* [PROBLEM DETAILS] Would you quote every entry exactly, dropping only the pictures?
● ● ● ● ●
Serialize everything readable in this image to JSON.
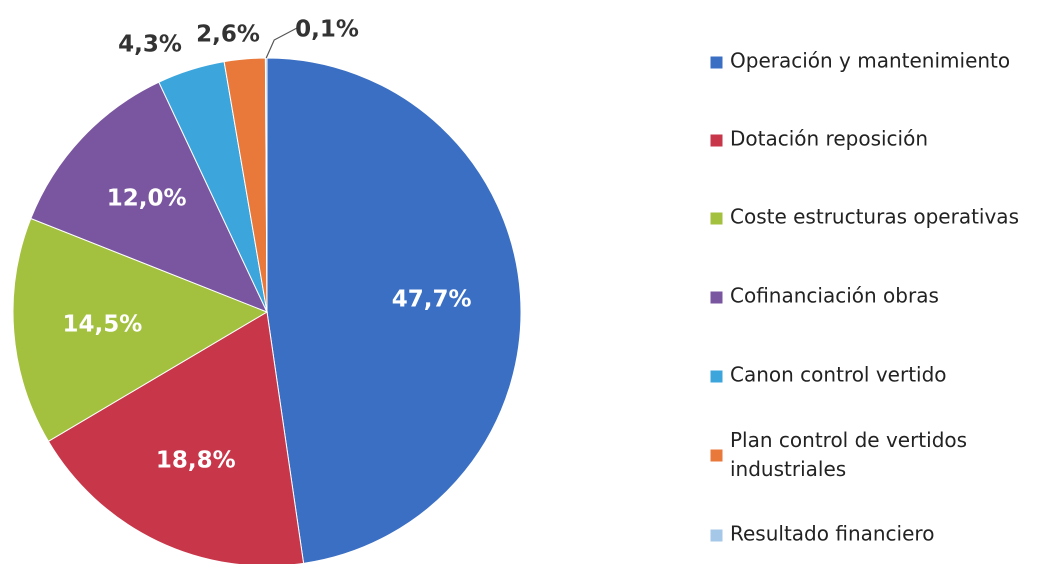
{
  "chart_data": {
    "type": "pie",
    "categories": [
      "Operación y mantenimiento",
      "Dotación reposición",
      "Coste estructuras operativas",
      "Cofinanciación obras",
      "Canon control vertido",
      "Plan control de vertidos industriales",
      "Resultado financiero"
    ],
    "values": [
      47.7,
      18.8,
      14.5,
      12.0,
      4.3,
      2.6,
      0.1
    ],
    "value_labels": [
      "47,7%",
      "18,8%",
      "14,5%",
      "12,0%",
      "4,3%",
      "2,6%",
      "0,1%"
    ],
    "colors": [
      "#3a6fc4",
      "#c8364a",
      "#a3c13f",
      "#7a56a0",
      "#3ca6dc",
      "#e8793a",
      "#a6c8e8"
    ],
    "legend": "right"
  }
}
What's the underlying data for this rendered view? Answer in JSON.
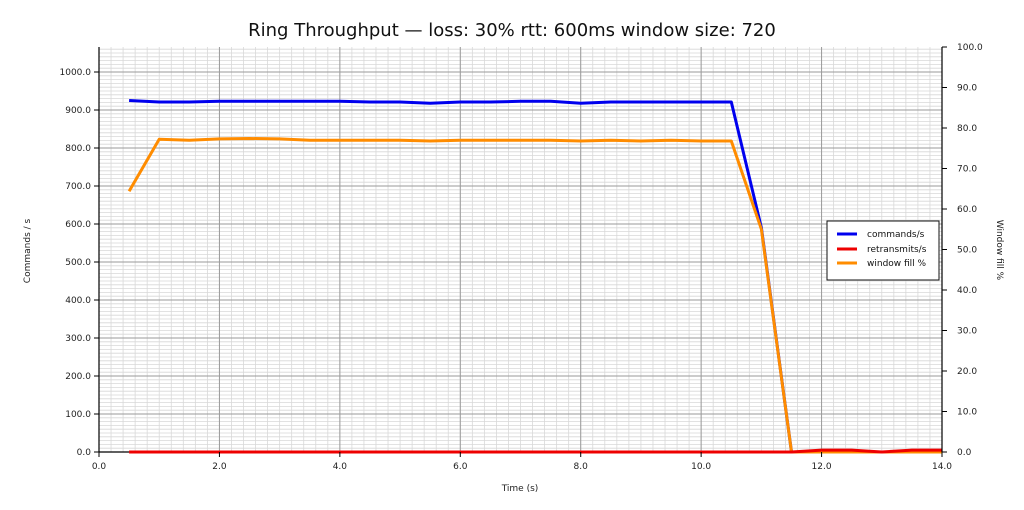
{
  "title": "Ring Throughput — loss: 30%  rtt: 600ms  window size: 720",
  "chart_data": {
    "type": "line",
    "title": "Ring Throughput — loss: 30%  rtt: 600ms  window size: 720",
    "xlabel": "Time (s)",
    "ylabel": "Commands / s",
    "y2label": "Window fill %",
    "xlim": [
      0,
      14
    ],
    "ylim": [
      0,
      1070
    ],
    "y2lim": [
      0,
      100
    ],
    "x_ticks": [
      "0.0",
      "2.0",
      "4.0",
      "6.0",
      "8.0",
      "10.0",
      "12.0",
      "14.0"
    ],
    "y_ticks": [
      "0.0",
      "100.0",
      "200.0",
      "300.0",
      "400.0",
      "500.0",
      "600.0",
      "700.0",
      "800.0",
      "900.0",
      "1000.0"
    ],
    "y2_ticks": [
      "0.0",
      "10.0",
      "20.0",
      "30.0",
      "40.0",
      "50.0",
      "60.0",
      "70.0",
      "80.0",
      "90.0",
      "100.0"
    ],
    "grid": true,
    "legend_position": "right-center",
    "x": [
      0.5,
      1.0,
      1.5,
      2.0,
      2.5,
      3.0,
      3.5,
      4.0,
      4.5,
      5.0,
      5.5,
      6.0,
      6.5,
      7.0,
      7.5,
      8.0,
      8.5,
      9.0,
      9.5,
      10.0,
      10.5,
      11.0,
      11.5,
      12.0,
      12.5,
      13.0,
      13.5,
      14.0
    ],
    "series": [
      {
        "name": "commands/s",
        "axis": "left",
        "color": "#0000ee",
        "values": [
          925,
          921,
          921,
          923,
          923,
          923,
          923,
          923,
          921,
          921,
          918,
          921,
          921,
          923,
          923,
          918,
          921,
          921,
          921,
          921,
          921,
          590,
          0,
          0,
          0,
          0,
          0,
          0
        ]
      },
      {
        "name": "retransmits/s",
        "axis": "left",
        "color": "#ee0000",
        "values": [
          0,
          0,
          0,
          0,
          0,
          0,
          0,
          0,
          0,
          0,
          0,
          0,
          0,
          0,
          0,
          0,
          0,
          0,
          0,
          0,
          0,
          0,
          0,
          5,
          5,
          0,
          5,
          5
        ]
      },
      {
        "name": "window fill %",
        "axis": "right",
        "color": "#ff8c00",
        "values": [
          64.4,
          77.2,
          77.0,
          77.3,
          77.4,
          77.3,
          77.0,
          77.0,
          77.0,
          77.0,
          76.8,
          77.0,
          77.0,
          77.0,
          77.0,
          76.8,
          77.0,
          76.8,
          77.0,
          76.8,
          76.8,
          55.0,
          0,
          0,
          0,
          0,
          0,
          0
        ]
      }
    ]
  }
}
● ● ● ● ●
* [OUTPUT FOR THIS EXERCISE]
Serialize everything readable in this image to JSON.
{
  "chart_data": {
    "type": "pie",
    "categories": [
      "Operación y mantenimiento",
      "Dotación reposición",
      "Coste estructuras operativas",
      "Cofinanciación obras",
      "Canon control vertido",
      "Plan control de vertidos industriales",
      "Resultado financiero"
    ],
    "values": [
      47.7,
      18.8,
      14.5,
      12.0,
      4.3,
      2.6,
      0.1
    ],
    "value_labels": [
      "47,7%",
      "18,8%",
      "14,5%",
      "12,0%",
      "4,3%",
      "2,6%",
      "0,1%"
    ],
    "colors": [
      "#3a6fc4",
      "#c8364a",
      "#a3c13f",
      "#7a56a0",
      "#3ca6dc",
      "#e8793a",
      "#a6c8e8"
    ],
    "legend": "right"
  }
}
What's the underlying data for this rendered view? Answer in JSON.
{
  "title": "Ring Throughput — loss: 30%  rtt: 600ms  window size: 720",
  "chart_data": {
    "type": "line",
    "title": "Ring Throughput — loss: 30%  rtt: 600ms  window size: 720",
    "xlabel": "Time (s)",
    "ylabel": "Commands / s",
    "y2label": "Window fill %",
    "xlim": [
      0,
      14
    ],
    "ylim": [
      0,
      1070
    ],
    "y2lim": [
      0,
      100
    ],
    "x_ticks": [
      "0.0",
      "2.0",
      "4.0",
      "6.0",
      "8.0",
      "10.0",
      "12.0",
      "14.0"
    ],
    "y_ticks": [
      "0.0",
      "100.0",
      "200.0",
      "300.0",
      "400.0",
      "500.0",
      "600.0",
      "700.0",
      "800.0",
      "900.0",
      "1000.0"
    ],
    "y2_ticks": [
      "0.0",
      "10.0",
      "20.0",
      "30.0",
      "40.0",
      "50.0",
      "60.0",
      "70.0",
      "80.0",
      "90.0",
      "100.0"
    ],
    "grid": true,
    "legend_position": "right-center",
    "x": [
      0.5,
      1.0,
      1.5,
      2.0,
      2.5,
      3.0,
      3.5,
      4.0,
      4.5,
      5.0,
      5.5,
      6.0,
      6.5,
      7.0,
      7.5,
      8.0,
      8.5,
      9.0,
      9.5,
      10.0,
      10.5,
      11.0,
      11.5,
      12.0,
      12.5,
      13.0,
      13.5,
      14.0
    ],
    "series": [
      {
        "name": "commands/s",
        "axis": "left",
        "color": "#0000ee",
        "values": [
          925,
          921,
          921,
          923,
          923,
          923,
          923,
          923,
          921,
          921,
          918,
          921,
          921,
          923,
          923,
          918,
          921,
          921,
          921,
          921,
          921,
          590,
          0,
          0,
          0,
          0,
          0,
          0
        ]
      },
      {
        "name": "retransmits/s",
        "axis": "left",
        "color": "#ee0000",
        "values": [
          0,
          0,
          0,
          0,
          0,
          0,
          0,
          0,
          0,
          0,
          0,
          0,
          0,
          0,
          0,
          0,
          0,
          0,
          0,
          0,
          0,
          0,
          0,
          5,
          5,
          0,
          5,
          5
        ]
      },
      {
        "name": "window fill %",
        "axis": "right",
        "color": "#ff8c00",
        "values": [
          64.4,
          77.2,
          77.0,
          77.3,
          77.4,
          77.3,
          77.0,
          77.0,
          77.0,
          77.0,
          76.8,
          77.0,
          77.0,
          77.0,
          77.0,
          76.8,
          77.0,
          76.8,
          77.0,
          76.8,
          76.8,
          55.0,
          0,
          0,
          0,
          0,
          0,
          0
        ]
      }
    ]
  }
}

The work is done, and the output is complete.